*About this task*
Each line of the records below that contains "Overview" needs to be copied.

--- START ---

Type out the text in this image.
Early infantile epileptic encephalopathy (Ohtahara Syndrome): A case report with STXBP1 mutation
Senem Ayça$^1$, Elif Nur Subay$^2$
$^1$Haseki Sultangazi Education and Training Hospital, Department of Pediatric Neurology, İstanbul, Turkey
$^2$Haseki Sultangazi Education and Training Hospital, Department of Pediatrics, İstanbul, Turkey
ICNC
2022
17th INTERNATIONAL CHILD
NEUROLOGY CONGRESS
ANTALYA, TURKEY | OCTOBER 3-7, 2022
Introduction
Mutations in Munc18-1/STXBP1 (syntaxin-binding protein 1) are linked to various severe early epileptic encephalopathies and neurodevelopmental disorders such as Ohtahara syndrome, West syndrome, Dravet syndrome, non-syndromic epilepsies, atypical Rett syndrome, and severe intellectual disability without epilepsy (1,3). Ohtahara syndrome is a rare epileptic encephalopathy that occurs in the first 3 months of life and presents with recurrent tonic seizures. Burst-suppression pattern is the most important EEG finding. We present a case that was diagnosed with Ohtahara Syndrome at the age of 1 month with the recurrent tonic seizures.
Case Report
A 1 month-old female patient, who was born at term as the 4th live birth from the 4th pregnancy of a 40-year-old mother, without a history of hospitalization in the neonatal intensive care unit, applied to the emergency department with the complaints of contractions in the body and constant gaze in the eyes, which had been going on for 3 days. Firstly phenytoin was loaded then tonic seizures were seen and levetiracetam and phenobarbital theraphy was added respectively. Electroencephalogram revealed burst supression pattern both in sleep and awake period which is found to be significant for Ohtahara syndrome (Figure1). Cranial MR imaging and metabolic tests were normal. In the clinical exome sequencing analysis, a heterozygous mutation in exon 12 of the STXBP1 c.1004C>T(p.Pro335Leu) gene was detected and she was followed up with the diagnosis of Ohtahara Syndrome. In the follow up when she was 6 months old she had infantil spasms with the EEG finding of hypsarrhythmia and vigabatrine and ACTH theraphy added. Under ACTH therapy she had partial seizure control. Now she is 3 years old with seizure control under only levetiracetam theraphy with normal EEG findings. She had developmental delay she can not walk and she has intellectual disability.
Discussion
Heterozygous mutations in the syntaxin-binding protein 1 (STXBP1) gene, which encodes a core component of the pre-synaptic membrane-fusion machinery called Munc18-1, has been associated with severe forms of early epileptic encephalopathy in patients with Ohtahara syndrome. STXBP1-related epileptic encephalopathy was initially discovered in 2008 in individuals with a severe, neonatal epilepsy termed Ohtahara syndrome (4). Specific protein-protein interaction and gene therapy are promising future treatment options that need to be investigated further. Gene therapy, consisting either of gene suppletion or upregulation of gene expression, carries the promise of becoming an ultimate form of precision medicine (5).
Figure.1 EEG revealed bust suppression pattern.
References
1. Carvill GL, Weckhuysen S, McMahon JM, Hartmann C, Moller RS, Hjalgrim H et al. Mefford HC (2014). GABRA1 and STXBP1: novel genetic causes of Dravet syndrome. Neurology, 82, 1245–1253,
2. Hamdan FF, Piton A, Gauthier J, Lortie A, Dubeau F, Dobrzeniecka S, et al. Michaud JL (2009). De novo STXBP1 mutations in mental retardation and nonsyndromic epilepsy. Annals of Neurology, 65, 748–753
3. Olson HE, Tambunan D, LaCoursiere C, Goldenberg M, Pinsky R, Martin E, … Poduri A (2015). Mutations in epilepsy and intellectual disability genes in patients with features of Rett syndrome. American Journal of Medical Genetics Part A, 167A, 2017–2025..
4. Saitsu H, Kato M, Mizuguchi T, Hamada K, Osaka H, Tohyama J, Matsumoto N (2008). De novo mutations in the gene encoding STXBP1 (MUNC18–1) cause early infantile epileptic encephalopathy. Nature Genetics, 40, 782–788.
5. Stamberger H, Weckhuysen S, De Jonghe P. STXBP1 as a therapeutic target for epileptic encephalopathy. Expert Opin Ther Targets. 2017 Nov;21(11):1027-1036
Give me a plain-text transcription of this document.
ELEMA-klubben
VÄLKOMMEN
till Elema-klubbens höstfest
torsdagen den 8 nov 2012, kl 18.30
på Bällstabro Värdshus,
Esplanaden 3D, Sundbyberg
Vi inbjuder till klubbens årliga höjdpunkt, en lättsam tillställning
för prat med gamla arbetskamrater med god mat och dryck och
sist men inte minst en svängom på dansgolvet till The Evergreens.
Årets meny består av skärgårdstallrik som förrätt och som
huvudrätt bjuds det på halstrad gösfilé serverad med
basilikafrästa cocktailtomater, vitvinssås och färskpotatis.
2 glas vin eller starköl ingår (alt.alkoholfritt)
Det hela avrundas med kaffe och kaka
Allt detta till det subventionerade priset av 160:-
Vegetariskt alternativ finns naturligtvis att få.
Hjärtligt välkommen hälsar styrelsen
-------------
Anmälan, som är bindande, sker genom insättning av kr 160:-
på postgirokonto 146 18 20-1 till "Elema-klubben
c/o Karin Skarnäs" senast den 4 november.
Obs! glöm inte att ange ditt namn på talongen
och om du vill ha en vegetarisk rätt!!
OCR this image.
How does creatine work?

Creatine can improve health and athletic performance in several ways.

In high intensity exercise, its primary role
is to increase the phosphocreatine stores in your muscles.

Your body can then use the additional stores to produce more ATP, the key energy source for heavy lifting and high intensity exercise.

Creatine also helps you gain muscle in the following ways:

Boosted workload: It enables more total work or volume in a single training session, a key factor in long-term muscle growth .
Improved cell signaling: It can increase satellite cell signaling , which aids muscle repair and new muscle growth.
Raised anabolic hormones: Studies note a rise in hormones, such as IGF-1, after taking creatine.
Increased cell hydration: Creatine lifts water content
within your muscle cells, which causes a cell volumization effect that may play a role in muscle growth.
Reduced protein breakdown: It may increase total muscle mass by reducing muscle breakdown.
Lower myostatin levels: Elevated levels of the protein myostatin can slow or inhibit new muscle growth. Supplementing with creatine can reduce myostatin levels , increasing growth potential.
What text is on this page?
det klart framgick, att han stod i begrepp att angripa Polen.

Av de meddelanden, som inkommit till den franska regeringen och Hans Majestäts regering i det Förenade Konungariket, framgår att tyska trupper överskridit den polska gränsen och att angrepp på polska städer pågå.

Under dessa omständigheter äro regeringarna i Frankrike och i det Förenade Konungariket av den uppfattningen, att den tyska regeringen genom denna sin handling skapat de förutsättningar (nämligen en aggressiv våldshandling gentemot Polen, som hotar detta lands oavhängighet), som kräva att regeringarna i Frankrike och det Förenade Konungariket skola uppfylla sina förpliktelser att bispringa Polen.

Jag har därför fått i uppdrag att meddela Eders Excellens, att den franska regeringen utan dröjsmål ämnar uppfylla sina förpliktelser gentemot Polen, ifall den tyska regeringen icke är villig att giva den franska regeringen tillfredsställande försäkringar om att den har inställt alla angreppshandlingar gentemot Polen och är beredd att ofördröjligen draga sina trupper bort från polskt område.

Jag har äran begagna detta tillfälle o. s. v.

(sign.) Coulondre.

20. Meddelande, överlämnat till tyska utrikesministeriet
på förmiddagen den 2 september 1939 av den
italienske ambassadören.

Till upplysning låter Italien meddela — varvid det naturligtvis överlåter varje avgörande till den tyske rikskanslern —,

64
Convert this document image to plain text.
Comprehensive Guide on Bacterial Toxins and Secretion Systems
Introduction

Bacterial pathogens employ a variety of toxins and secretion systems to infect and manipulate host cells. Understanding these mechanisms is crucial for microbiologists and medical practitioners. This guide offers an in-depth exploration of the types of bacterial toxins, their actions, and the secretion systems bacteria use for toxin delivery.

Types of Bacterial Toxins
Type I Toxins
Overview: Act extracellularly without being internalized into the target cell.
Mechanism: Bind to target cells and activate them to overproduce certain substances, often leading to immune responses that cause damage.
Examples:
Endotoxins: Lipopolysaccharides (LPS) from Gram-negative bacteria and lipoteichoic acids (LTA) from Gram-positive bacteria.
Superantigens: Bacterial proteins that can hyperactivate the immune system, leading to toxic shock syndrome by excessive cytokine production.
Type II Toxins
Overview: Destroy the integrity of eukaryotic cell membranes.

--- END ---

*Task output*
Overview: Act extracellularly without being internalized into the target cell.
Overview: Destroy the integrity of eukaryotic cell membranes.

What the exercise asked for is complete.